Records
'''

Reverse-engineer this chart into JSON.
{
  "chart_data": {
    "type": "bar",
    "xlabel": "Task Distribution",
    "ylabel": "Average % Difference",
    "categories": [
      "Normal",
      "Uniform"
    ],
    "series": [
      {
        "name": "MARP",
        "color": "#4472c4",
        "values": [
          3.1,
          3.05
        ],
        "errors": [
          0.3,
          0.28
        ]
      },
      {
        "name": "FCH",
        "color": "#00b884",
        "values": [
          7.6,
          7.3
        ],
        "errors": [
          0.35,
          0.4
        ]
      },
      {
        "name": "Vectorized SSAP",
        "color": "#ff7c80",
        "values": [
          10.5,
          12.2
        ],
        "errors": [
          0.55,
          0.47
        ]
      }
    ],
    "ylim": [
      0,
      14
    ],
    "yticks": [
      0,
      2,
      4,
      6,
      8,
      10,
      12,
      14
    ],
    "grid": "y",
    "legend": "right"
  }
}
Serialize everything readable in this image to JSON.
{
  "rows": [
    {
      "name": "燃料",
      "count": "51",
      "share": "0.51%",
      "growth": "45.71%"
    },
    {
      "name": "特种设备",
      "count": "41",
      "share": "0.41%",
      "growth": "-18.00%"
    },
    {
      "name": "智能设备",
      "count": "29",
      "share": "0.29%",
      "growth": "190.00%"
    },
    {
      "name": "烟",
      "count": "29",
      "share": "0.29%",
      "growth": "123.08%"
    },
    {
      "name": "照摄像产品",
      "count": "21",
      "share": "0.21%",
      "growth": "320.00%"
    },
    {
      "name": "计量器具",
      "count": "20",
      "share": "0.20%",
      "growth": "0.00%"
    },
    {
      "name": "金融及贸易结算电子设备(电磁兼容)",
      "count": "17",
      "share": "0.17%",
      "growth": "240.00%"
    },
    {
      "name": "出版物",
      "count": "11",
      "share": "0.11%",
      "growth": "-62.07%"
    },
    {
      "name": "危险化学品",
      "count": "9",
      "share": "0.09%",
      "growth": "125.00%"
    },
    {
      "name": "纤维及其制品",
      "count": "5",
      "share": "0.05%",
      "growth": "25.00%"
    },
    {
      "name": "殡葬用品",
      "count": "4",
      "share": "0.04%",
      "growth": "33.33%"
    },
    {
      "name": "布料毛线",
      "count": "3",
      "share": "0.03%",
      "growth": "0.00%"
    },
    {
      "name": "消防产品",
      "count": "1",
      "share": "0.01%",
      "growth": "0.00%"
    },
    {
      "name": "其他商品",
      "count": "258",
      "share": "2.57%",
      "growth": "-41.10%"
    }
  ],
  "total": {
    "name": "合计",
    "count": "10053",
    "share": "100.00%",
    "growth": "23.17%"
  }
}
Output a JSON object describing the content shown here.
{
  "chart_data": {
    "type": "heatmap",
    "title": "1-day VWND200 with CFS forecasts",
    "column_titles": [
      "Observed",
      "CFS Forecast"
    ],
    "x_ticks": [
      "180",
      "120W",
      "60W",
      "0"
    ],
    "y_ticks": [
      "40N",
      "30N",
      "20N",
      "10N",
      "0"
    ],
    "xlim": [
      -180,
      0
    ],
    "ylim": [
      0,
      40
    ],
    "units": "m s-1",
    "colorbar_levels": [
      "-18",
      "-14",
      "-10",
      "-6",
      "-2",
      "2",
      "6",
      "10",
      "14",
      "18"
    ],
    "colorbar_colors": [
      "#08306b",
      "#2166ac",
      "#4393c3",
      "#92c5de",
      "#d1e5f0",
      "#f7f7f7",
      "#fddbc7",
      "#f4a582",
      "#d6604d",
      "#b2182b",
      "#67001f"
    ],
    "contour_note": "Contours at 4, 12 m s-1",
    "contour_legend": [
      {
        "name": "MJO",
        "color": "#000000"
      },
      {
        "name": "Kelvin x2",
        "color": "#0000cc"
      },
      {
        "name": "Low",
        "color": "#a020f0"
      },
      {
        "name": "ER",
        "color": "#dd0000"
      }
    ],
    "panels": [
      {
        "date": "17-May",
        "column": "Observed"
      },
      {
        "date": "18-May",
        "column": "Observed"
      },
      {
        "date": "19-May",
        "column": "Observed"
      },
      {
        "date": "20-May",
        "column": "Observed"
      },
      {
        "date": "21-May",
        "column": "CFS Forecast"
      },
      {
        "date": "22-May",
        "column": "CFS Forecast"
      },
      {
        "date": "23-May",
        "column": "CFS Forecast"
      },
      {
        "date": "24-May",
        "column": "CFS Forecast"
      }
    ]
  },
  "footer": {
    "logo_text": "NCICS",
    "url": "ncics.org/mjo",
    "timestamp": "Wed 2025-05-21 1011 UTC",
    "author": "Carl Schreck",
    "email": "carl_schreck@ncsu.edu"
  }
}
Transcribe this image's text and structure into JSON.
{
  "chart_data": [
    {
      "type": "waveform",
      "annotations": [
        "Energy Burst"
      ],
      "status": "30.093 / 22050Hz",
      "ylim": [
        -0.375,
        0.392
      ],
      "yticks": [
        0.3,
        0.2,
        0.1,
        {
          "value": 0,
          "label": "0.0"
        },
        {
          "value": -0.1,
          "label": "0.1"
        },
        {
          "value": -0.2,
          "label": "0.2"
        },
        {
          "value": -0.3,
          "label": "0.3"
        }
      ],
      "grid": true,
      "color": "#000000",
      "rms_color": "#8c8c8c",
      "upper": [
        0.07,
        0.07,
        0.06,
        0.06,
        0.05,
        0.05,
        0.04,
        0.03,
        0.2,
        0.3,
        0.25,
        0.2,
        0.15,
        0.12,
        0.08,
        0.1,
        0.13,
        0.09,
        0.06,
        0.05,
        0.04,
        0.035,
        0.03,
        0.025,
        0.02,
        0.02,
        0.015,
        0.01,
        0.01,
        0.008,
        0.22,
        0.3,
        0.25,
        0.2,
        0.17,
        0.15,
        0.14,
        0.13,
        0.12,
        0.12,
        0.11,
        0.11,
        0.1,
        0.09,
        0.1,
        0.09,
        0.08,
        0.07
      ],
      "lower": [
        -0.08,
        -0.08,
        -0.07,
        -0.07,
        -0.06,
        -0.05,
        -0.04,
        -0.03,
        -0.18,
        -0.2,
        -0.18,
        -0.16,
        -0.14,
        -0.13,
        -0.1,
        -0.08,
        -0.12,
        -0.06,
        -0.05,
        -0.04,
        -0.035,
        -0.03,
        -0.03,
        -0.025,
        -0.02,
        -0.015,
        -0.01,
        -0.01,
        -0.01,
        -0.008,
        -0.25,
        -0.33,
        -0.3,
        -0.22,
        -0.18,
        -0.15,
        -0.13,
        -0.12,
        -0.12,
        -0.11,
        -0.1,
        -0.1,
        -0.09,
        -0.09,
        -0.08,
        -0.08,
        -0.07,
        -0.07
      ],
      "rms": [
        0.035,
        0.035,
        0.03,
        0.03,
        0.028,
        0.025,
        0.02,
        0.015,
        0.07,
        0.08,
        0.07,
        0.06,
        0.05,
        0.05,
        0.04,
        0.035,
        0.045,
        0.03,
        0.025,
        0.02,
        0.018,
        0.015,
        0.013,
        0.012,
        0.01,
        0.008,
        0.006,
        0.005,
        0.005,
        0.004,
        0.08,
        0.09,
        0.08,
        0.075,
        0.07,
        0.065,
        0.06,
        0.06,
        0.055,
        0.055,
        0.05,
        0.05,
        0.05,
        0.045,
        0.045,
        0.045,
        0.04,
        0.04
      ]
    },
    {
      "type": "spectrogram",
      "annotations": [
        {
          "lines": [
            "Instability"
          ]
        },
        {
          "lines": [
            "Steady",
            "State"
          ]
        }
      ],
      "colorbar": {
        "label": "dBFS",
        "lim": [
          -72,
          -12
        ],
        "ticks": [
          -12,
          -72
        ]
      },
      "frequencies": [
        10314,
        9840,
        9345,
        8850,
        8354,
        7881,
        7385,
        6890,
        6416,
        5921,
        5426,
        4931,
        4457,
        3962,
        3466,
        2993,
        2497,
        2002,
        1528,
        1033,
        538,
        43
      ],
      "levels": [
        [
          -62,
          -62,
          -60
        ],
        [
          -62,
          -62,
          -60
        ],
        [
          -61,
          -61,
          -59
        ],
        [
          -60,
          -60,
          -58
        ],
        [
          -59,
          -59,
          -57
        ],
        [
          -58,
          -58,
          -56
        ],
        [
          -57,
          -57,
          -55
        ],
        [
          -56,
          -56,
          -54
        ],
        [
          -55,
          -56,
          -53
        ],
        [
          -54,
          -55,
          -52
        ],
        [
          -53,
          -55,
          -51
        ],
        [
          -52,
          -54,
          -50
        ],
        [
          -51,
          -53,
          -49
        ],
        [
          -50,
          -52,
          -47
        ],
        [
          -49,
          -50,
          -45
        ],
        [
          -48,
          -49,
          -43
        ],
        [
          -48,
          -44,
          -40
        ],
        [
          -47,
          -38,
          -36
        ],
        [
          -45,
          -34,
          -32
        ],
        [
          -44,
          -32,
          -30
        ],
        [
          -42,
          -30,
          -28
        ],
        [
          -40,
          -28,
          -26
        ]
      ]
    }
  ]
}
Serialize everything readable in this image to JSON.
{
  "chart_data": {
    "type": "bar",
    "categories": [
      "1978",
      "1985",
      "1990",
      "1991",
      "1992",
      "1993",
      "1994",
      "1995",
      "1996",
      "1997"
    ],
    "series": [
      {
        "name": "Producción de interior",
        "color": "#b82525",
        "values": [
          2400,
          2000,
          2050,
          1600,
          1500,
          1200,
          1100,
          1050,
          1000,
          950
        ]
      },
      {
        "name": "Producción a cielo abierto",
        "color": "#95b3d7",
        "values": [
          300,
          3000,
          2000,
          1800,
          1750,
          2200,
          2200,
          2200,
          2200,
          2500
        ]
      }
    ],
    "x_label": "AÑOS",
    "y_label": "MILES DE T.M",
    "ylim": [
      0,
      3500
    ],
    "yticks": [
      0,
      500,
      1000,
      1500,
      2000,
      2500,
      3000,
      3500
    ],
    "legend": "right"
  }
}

'''

**Directive:**
Isolate each line of the listing above that includes "date". Copy it.

**Task answer:**
        "date": "17-May",
        "date": "18-May",
        "date": "19-May",
        "date": "20-May",
        "date": "21-May",
        "date": "22-May",
        "date": "23-May",
        "date": "24-May",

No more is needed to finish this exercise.